Omit all images, then return the remaining material exactly as it stands.

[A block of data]
::::
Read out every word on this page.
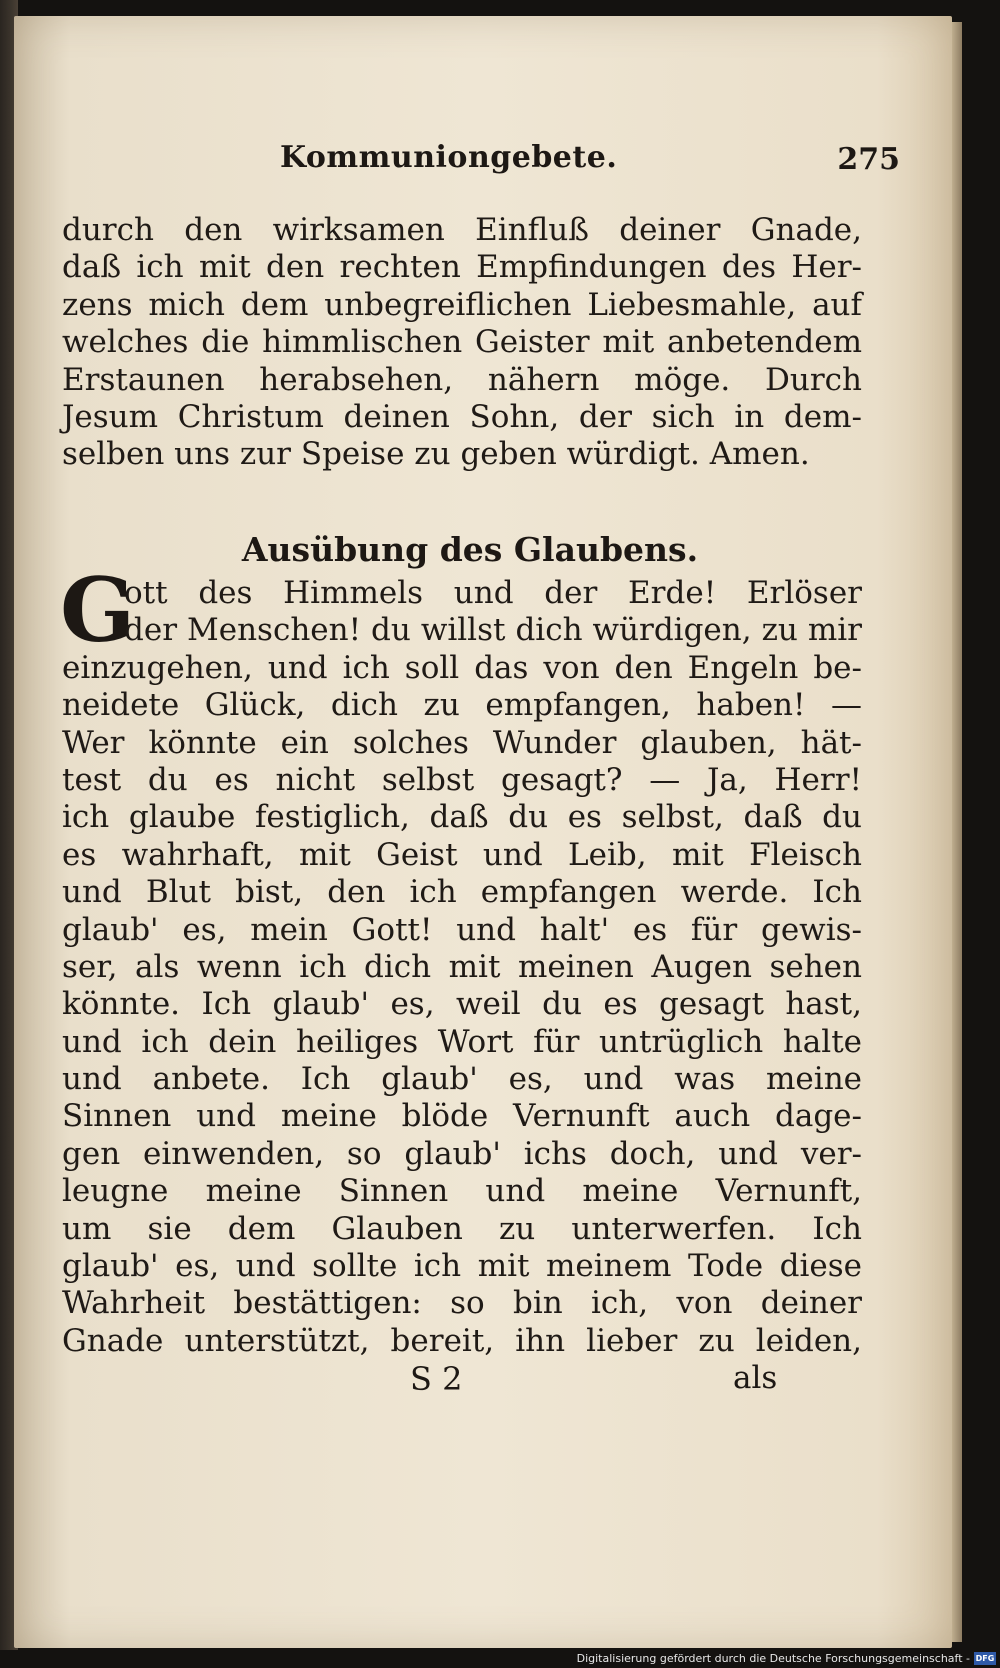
Kommuniongebete.	275
durch den wirksamen Einfluß deiner Gnade,
daß ich mit den rechten Empfindungen des Her-
zens mich dem unbegreiflichen Liebesmahle, auf
welches die himmlischen Geister mit anbetendem
Erstaunen herabsehen, nähern möge. Durch
Jesum Christum deinen Sohn, der sich in dem-
selben uns zur Speise zu geben würdigt. Amen.
Ausübung des Glaubens.
G
ott des Himmels und der Erde! Erlöser
der Menschen! du willst dich würdigen, zu mir
einzugehen, und ich soll das von den Engeln be-
neidete Glück, dich zu empfangen, haben! —
Wer könnte ein solches Wunder glauben, hät-
test du es nicht selbst gesagt? — Ja, Herr!
ich glaube festiglich, daß du es selbst, daß du
es wahrhaft, mit Geist und Leib, mit Fleisch
und Blut bist, den ich empfangen werde. Ich
glaub' es, mein Gott! und halt' es für gewis-
ser, als wenn ich dich mit meinen Augen sehen
könnte. Ich glaub' es, weil du es gesagt hast,
und ich dein heiliges Wort für untrüglich halte
und anbete. Ich glaub' es, und was meine
Sinnen und meine blöde Vernunft auch dage-
gen einwenden, so glaub' ichs doch, und ver-
leugne meine Sinnen und meine Vernunft,
um sie dem Glauben zu unterwerfen. Ich
glaub' es, und sollte ich mit meinem Tode diese
Wahrheit bestättigen: so bin ich, von deiner
Gnade unterstützt, bereit, ihn lieber zu leiden,
S 2	als
Digitalisierung gefördert durch die Deutsche Forschungsgemeinschaft - DFG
::::
◆ **THE RESPONSE**
Read out every word on this page.
Kommuniongebete.	275
durch den wirksamen Einfluß deiner Gnade,
daß ich mit den rechten Empfindungen des Her-
zens mich dem unbegreiflichen Liebesmahle, auf
welches die himmlischen Geister mit anbetendem
Erstaunen herabsehen, nähern möge. Durch
Jesum Christum deinen Sohn, der sich in dem-
selben uns zur Speise zu geben würdigt. Amen.
Ausübung des Glaubens.
G
ott des Himmels und der Erde! Erlöser
der Menschen! du willst dich würdigen, zu mir
einzugehen, und ich soll das von den Engeln be-
neidete Glück, dich zu empfangen, haben! —
Wer könnte ein solches Wunder glauben, hät-
test du es nicht selbst gesagt? — Ja, Herr!
ich glaube festiglich, daß du es selbst, daß du
es wahrhaft, mit Geist und Leib, mit Fleisch
und Blut bist, den ich empfangen werde. Ich
glaub' es, mein Gott! und halt' es für gewis-
ser, als wenn ich dich mit meinen Augen sehen
könnte. Ich glaub' es, weil du es gesagt hast,
und ich dein heiliges Wort für untrüglich halte
und anbete. Ich glaub' es, und was meine
Sinnen und meine blöde Vernunft auch dage-
gen einwenden, so glaub' ichs doch, und ver-
leugne meine Sinnen und meine Vernunft,
um sie dem Glauben zu unterwerfen. Ich
glaub' es, und sollte ich mit meinem Tode diese
Wahrheit bestättigen: so bin ich, von deiner
Gnade unterstützt, bereit, ihn lieber zu leiden,
S 2	als
Digitalisierung gefördert durch die Deutsche Forschungsgemeinschaft - DFG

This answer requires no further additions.